- **PROBLEM TO SOLVE**
Print every entry exactly as written.

Excerpts from a figure dataset:
....

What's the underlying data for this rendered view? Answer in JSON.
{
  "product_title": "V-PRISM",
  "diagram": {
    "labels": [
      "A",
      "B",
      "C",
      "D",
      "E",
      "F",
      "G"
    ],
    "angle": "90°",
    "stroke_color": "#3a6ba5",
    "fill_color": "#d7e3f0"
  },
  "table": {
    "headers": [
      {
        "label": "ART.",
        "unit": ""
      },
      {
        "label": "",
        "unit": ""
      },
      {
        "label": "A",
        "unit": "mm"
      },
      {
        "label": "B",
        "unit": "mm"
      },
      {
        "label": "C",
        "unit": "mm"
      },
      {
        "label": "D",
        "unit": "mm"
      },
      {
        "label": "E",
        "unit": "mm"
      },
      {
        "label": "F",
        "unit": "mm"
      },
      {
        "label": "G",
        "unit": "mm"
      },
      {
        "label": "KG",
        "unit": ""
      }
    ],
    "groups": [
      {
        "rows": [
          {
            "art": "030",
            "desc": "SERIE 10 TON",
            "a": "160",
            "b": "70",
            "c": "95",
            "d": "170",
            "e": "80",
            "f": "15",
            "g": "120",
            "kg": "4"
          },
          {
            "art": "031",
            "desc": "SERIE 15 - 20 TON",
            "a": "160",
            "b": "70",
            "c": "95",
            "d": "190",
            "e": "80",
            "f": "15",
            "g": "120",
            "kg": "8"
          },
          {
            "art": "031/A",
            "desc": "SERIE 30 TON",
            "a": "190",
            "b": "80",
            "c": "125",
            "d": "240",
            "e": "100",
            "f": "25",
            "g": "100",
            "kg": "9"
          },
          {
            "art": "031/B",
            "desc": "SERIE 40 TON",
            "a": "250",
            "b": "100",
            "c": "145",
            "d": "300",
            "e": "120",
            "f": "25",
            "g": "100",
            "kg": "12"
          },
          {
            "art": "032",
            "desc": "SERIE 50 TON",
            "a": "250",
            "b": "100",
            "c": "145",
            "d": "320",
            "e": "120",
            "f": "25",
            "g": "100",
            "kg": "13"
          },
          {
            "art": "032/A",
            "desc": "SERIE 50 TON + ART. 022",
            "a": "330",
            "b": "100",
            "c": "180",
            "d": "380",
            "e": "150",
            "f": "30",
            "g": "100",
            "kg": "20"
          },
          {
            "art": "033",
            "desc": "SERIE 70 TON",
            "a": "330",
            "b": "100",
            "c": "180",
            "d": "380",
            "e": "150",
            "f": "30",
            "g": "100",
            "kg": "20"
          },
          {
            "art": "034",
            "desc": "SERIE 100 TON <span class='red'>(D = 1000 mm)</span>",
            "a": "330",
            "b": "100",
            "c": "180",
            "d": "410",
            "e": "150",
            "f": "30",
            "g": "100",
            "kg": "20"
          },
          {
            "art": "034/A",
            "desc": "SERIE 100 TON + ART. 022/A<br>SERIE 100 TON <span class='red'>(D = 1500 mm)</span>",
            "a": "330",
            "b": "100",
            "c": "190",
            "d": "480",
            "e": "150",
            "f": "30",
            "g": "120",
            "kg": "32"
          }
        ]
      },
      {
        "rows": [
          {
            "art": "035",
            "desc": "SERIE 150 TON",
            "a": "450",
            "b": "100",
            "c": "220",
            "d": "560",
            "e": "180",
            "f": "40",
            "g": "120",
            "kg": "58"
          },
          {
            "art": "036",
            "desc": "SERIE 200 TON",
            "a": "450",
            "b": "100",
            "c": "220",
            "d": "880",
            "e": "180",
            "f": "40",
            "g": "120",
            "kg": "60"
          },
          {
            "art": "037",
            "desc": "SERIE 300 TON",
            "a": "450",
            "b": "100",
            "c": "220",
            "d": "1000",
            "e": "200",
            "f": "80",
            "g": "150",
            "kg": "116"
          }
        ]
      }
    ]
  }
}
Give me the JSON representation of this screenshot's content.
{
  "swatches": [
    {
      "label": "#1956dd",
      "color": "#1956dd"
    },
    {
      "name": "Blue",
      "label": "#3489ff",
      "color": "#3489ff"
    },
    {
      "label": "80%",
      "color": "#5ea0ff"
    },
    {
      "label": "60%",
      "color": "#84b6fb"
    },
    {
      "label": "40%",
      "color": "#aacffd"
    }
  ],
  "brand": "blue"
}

....

- **CORRECT RESPONSE**
What's the underlying data for this rendered view? Answer in JSON.
{
  "product_title": "V-PRISM",
  "diagram": {
    "labels": [
      "A",
      "B",
      "C",
      "D",
      "E",
      "F",
      "G"
    ],
    "angle": "90°",
    "stroke_color": "#3a6ba5",
    "fill_color": "#d7e3f0"
  },
  "table": {
    "headers": [
      {
        "label": "ART.",
        "unit": ""
      },
      {
        "label": "",
        "unit": ""
      },
      {
        "label": "A",
        "unit": "mm"
      },
      {
        "label": "B",
        "unit": "mm"
      },
      {
        "label": "C",
        "unit": "mm"
      },
      {
        "label": "D",
        "unit": "mm"
      },
      {
        "label": "E",
        "unit": "mm"
      },
      {
        "label": "F",
        "unit": "mm"
      },
      {
        "label": "G",
        "unit": "mm"
      },
      {
        "label": "KG",
        "unit": ""
      }
    ],
    "groups": [
      {
        "rows": [
          {
            "art": "030",
            "desc": "SERIE 10 TON",
            "a": "160",
            "b": "70",
            "c": "95",
            "d": "170",
            "e": "80",
            "f": "15",
            "g": "120",
            "kg": "4"
          },
          {
            "art": "031",
            "desc": "SERIE 15 - 20 TON",
            "a": "160",
            "b": "70",
            "c": "95",
            "d": "190",
            "e": "80",
            "f": "15",
            "g": "120",
            "kg": "8"
          },
          {
            "art": "031/A",
            "desc": "SERIE 30 TON",
            "a": "190",
            "b": "80",
            "c": "125",
            "d": "240",
            "e": "100",
            "f": "25",
            "g": "100",
            "kg": "9"
          },
          {
            "art": "031/B",
            "desc": "SERIE 40 TON",
            "a": "250",
            "b": "100",
            "c": "145",
            "d": "300",
            "e": "120",
            "f": "25",
            "g": "100",
            "kg": "12"
          },
          {
            "art": "032",
            "desc": "SERIE 50 TON",
            "a": "250",
            "b": "100",
            "c": "145",
            "d": "320",
            "e": "120",
            "f": "25",
            "g": "100",
            "kg": "13"
          },
          {
            "art": "032/A",
            "desc": "SERIE 50 TON + ART. 022",
            "a": "330",
            "b": "100",
            "c": "180",
            "d": "380",
            "e": "150",
            "f": "30",
            "g": "100",
            "kg": "20"
          },
          {
            "art": "033",
            "desc": "SERIE 70 TON",
            "a": "330",
            "b": "100",
            "c": "180",
            "d": "380",
            "e": "150",
            "f": "30",
            "g": "100",
            "kg": "20"
          },
          {
            "art": "034",
            "desc": "SERIE 100 TON <span class='red'>(D = 1000 mm)</span>",
            "a": "330",
            "b": "100",
            "c": "180",
            "d": "410",
            "e": "150",
            "f": "30",
            "g": "100",
            "kg": "20"
          },
          {
            "art": "034/A",
            "desc": "SERIE 100 TON + ART. 022/A<br>SERIE 100 TON <span class='red'>(D = 1500 mm)</span>",
            "a": "330",
            "b": "100",
            "c": "190",
            "d": "480",
            "e": "150",
            "f": "30",
            "g": "120",
            "kg": "32"
          }
        ]
      },
      {
        "rows": [
          {
            "art": "035",
            "desc": "SERIE 150 TON",
            "a": "450",
            "b": "100",
            "c": "220",
            "d": "560",
            "e": "180",
            "f": "40",
            "g": "120",
            "kg": "58"
          },
          {
            "art": "036",
            "desc": "SERIE 200 TON",
            "a": "450",
            "b": "100",
            "c": "220",
            "d": "880",
            "e": "180",
            "f": "40",
            "g": "120",
            "kg": "60"
          },
          {
            "art": "037",
            "desc": "SERIE 300 TON",
            "a": "450",
            "b": "100",
            "c": "220",
            "d": "1000",
            "e": "200",
            "f": "80",
            "g": "150",
            "kg": "116"
          }
        ]
      }
    ]
  }
}
Give me the JSON representation of this screenshot's content.
{
  "swatches": [
    {
      "label": "#1956dd",
      "color": "#1956dd"
    },
    {
      "name": "Blue",
      "label": "#3489ff",
      "color": "#3489ff"
    },
    {
      "label": "80%",
      "color": "#5ea0ff"
    },
    {
      "label": "60%",
      "color": "#84b6fb"
    },
    {
      "label": "40%",
      "color": "#aacffd"
    }
  ],
  "brand": "blue"
}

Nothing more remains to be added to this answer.